━━ 本文抜粋
6月17日、経団連は、2020年5月に取りまとめた「新型コロナウイルス感染予防対策ガイドライン」の四訂版を策定し、公開しました。
これまでも、エビデンスの蓄積等を踏まえた改訂を続けてきましたが、新たな知見に加えて、現在の新型コロナウイルス感染症のオミクロン株の特性、リスクの度合いに鑑みて、大幅な記述の簡素化が行われました。
新型コロナウイルス感染症との共存は、3年目を迎えています。発生当初は「正体不明」だったこのウイルスの特徴について、現在は以前よりも多くのことを理解できています。
効果的なワクチンが開発され、検査の手段も充実し、治療薬も開発されてきました。この間、手指消毒、密閉されたり、混雑したりした場所でのマスク着用などの基本的な感染予防対策が国民の間で定着したこと、ワクチン接種が進み、多くの国民の体内に少なからぬ免疫が備わりました。
経団連の感染予防対策ガイドラインは、オフィスや製造事業場の現場での感染対策の指針として、一定の役割を果たしてきましたが、上記のような経緯とこれまで得られた知験を踏まえ、また現在の新型コロナウイルス感染症のオミクロン株の特性、リスクの度合いに鑑みれば、大幅に記述を簡素化することができると考えられ、改訂することになりました。
・日本経済団体連合会「新型コロナウイルス感染予防対策ガイドラインの四訂について」
━━━━
━━ 記録の抜粋
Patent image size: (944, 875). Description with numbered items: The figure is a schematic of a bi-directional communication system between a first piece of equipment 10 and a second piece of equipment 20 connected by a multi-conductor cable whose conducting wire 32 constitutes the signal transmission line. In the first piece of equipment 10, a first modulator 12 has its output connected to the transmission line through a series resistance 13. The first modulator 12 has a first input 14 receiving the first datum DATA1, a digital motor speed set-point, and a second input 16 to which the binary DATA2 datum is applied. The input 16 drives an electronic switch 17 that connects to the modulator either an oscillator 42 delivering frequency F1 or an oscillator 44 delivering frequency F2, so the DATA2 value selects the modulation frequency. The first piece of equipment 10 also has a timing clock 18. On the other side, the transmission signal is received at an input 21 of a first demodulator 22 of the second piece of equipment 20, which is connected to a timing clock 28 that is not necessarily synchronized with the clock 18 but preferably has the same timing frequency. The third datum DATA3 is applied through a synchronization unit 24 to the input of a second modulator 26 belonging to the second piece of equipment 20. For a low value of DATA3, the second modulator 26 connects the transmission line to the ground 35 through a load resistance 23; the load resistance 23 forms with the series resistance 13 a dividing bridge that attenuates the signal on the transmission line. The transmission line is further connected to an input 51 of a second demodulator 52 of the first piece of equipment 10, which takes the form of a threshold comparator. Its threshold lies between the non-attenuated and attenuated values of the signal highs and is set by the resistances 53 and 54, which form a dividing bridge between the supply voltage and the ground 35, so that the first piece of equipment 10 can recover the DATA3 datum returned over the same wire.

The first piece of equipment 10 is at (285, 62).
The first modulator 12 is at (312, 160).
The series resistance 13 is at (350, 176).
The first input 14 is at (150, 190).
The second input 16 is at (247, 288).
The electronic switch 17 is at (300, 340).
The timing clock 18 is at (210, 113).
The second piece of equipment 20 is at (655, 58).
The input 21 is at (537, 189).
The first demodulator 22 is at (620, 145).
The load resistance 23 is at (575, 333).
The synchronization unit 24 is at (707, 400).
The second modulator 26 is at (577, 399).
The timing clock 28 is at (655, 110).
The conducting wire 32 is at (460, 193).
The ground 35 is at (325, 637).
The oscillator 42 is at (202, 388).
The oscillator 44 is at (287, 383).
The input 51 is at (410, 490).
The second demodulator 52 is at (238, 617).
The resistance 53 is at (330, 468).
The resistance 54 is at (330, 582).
━━━━
### 課題の指示
a: ガイドライン改訂の文章について答えよ。
(i) 経団連が四訂版を策定し公開したのは何月何日か。
(ii) 新型コロナウイルス感染症との共存は何年目を迎えているか。
(iii) 発生当初、このウイルスは何だったと書かれているか。
b: ガイドライン改訂の文章から、「経団連の感染予防対策ガイドラ」から「ると考えられ、改訂することになりました。」までをすべてそのまま引用せよ。

### 活動の解答
a:
(i) 6月17日
(ii) 3年目
(iii) 「正体不明」

b:
経団連の感染予防対策ガイドラインは、オフィスや製造事業場の現場での感染対策の指針として、一定の役割を果たしてきましたが、上記のような経緯とこれまで得られた知験を踏まえ、また現在の新型コロナウイルス感染症のオミクロン株の特性、リスクの度合いに鑑みれば、大幅に記述を簡素化することができると考えられ、改訂することになりました。